Stored data entries:
_ _ _

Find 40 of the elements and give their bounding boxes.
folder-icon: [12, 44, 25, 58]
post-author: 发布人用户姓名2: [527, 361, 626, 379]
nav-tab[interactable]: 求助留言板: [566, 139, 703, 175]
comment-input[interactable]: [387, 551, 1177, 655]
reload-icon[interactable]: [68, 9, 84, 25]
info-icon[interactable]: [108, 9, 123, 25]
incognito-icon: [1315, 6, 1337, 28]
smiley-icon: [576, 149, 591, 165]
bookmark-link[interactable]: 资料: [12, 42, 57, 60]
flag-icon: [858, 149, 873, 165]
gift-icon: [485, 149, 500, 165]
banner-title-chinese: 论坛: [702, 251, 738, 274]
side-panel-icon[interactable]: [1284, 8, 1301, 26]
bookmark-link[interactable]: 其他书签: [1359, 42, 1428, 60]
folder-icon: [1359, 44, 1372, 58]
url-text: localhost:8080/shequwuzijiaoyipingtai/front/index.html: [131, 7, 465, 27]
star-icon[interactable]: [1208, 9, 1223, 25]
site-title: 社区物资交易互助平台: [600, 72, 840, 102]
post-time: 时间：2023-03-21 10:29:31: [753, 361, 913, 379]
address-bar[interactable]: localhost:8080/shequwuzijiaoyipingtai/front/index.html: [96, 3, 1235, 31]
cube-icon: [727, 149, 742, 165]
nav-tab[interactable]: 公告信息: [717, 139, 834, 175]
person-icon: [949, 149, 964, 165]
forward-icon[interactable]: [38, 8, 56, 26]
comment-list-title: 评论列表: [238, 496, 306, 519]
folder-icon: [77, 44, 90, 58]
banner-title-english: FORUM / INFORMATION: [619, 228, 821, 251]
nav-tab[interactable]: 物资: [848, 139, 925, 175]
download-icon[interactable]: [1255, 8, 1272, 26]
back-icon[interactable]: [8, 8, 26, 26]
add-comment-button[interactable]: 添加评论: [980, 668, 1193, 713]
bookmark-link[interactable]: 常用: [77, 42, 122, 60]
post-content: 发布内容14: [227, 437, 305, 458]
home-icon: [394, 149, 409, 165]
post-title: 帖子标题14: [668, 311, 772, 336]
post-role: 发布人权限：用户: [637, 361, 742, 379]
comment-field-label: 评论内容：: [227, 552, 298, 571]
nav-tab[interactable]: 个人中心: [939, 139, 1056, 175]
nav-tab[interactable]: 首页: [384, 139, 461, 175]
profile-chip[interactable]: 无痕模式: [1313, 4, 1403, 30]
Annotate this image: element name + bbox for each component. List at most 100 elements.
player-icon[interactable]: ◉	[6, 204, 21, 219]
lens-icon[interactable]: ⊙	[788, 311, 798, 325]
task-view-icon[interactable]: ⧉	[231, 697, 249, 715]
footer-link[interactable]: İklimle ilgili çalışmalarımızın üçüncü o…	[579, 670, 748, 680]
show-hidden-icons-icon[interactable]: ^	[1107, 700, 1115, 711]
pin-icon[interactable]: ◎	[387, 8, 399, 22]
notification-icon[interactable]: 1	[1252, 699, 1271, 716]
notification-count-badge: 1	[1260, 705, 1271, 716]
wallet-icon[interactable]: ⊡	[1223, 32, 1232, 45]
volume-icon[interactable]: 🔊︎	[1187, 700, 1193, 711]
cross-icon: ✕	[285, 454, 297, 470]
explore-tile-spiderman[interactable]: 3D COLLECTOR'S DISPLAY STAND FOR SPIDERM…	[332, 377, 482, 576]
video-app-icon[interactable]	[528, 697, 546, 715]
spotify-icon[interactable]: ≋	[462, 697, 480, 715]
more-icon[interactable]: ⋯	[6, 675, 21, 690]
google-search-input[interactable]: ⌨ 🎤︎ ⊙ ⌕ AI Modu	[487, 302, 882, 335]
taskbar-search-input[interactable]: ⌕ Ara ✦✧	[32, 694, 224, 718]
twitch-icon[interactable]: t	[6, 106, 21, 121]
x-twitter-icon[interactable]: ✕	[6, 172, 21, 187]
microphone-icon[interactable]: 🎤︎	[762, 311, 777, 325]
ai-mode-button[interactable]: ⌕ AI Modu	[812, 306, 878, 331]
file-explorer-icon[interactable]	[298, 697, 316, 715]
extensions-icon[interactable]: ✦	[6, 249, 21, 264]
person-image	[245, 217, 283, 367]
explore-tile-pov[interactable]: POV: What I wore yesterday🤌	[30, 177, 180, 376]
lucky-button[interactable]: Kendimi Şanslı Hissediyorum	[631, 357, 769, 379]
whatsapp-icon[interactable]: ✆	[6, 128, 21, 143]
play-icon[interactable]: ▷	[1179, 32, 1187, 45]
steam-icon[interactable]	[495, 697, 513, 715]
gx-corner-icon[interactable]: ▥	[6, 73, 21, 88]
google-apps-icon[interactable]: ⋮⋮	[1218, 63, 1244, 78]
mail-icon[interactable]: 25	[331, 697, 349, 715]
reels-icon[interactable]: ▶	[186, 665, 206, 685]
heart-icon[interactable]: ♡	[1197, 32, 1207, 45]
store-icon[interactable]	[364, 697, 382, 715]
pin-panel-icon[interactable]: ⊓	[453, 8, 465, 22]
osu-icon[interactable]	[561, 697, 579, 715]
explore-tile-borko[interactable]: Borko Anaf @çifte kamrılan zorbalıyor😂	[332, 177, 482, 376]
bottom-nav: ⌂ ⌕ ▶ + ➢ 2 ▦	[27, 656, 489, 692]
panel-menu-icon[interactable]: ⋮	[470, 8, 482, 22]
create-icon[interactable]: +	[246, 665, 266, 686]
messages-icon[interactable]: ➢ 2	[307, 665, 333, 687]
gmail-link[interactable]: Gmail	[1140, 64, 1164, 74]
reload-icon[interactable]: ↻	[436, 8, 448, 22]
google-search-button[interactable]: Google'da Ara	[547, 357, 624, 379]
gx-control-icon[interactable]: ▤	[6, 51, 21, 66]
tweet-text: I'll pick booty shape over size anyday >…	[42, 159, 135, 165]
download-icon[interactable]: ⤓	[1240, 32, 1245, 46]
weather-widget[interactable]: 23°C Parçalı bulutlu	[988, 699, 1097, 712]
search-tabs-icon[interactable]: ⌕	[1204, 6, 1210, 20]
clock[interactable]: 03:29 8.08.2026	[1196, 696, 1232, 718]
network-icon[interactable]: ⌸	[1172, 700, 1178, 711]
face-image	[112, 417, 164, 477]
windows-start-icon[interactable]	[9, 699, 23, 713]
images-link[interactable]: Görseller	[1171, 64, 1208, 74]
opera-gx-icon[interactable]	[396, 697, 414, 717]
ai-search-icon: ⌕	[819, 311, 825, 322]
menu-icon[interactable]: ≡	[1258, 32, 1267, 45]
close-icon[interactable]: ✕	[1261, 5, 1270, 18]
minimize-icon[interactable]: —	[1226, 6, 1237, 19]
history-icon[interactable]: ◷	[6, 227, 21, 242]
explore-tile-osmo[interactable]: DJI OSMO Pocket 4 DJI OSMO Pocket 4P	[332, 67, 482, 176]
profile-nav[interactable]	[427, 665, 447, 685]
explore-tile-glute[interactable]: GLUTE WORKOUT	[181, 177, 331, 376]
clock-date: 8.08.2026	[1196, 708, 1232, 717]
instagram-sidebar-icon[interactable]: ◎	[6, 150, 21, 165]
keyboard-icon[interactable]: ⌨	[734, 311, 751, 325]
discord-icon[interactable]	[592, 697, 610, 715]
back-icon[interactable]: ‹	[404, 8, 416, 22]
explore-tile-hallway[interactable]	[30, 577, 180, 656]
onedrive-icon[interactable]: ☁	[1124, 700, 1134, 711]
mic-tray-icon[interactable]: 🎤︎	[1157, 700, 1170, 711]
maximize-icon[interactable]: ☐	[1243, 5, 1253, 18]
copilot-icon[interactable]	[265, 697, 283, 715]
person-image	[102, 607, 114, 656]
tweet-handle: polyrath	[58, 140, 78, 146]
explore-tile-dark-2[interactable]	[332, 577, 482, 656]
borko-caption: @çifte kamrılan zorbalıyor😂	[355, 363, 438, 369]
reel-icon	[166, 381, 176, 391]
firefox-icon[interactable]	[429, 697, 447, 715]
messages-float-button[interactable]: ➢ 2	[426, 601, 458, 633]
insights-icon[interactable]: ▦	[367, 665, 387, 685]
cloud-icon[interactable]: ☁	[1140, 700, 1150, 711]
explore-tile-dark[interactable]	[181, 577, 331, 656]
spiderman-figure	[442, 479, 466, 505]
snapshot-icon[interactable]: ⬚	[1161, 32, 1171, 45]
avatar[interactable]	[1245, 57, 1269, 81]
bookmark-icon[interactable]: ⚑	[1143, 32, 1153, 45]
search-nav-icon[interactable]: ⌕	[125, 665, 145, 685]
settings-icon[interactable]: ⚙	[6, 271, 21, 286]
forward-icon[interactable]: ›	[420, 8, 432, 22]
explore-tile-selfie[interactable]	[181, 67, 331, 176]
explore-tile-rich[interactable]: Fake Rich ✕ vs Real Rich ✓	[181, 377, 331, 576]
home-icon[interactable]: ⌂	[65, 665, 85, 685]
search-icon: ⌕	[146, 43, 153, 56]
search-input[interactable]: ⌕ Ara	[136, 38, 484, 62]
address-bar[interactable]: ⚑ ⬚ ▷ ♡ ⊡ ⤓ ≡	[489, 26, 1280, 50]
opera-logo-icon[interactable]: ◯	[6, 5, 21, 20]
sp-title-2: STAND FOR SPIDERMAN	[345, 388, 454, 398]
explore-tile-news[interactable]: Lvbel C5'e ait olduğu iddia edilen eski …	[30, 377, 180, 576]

_ _ _

Please tally how many lines of the items contain the string "panel", treating uppercase and lowercase as different, and reply with the number alone.

3